Direction:
Send back all the data below, exactly as given.

Records that describe figures:

=-=-=

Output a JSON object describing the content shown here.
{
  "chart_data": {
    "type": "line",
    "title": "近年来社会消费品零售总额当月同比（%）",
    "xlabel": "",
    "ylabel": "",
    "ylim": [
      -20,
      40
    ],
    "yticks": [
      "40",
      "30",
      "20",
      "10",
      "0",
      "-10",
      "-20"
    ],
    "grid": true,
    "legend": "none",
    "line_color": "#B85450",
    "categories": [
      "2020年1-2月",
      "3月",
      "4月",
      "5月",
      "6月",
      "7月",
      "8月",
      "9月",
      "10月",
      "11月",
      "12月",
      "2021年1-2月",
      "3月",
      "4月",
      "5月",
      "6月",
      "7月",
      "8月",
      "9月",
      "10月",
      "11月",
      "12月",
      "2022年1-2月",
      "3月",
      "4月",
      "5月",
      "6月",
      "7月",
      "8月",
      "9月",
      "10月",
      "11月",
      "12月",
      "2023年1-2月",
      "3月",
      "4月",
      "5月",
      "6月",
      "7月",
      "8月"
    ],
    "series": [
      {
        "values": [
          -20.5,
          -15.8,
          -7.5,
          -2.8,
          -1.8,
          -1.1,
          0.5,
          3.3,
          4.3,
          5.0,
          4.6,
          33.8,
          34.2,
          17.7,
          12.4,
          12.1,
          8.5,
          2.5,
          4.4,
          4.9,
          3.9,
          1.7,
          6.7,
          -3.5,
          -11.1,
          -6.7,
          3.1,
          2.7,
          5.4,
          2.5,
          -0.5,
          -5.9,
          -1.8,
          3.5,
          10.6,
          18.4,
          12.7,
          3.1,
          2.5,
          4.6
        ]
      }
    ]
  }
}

=-=-=

Final answer:
Output a JSON object describing the content shown here.
{
  "chart_data": {
    "type": "line",
    "title": "近年来社会消费品零售总额当月同比（%）",
    "xlabel": "",
    "ylabel": "",
    "ylim": [
      -20,
      40
    ],
    "yticks": [
      "40",
      "30",
      "20",
      "10",
      "0",
      "-10",
      "-20"
    ],
    "grid": true,
    "legend": "none",
    "line_color": "#B85450",
    "categories": [
      "2020年1-2月",
      "3月",
      "4月",
      "5月",
      "6月",
      "7月",
      "8月",
      "9月",
      "10月",
      "11月",
      "12月",
      "2021年1-2月",
      "3月",
      "4月",
      "5月",
      "6月",
      "7月",
      "8月",
      "9月",
      "10月",
      "11月",
      "12月",
      "2022年1-2月",
      "3月",
      "4月",
      "5月",
      "6月",
      "7月",
      "8月",
      "9月",
      "10月",
      "11月",
      "12月",
      "2023年1-2月",
      "3月",
      "4月",
      "5月",
      "6月",
      "7月",
      "8月"
    ],
    "series": [
      {
        "values": [
          -20.5,
          -15.8,
          -7.5,
          -2.8,
          -1.8,
          -1.1,
          0.5,
          3.3,
          4.3,
          5.0,
          4.6,
          33.8,
          34.2,
          17.7,
          12.4,
          12.1,
          8.5,
          2.5,
          4.4,
          4.9,
          3.9,
          1.7,
          6.7,
          -3.5,
          -11.1,
          -6.7,
          3.1,
          2.7,
          5.4,
          2.5,
          -0.5,
          -5.9,
          -1.8,
          3.5,
          10.6,
          18.4,
          12.7,
          3.1,
          2.5,
          4.6
        ]
      }
    ]
  }
}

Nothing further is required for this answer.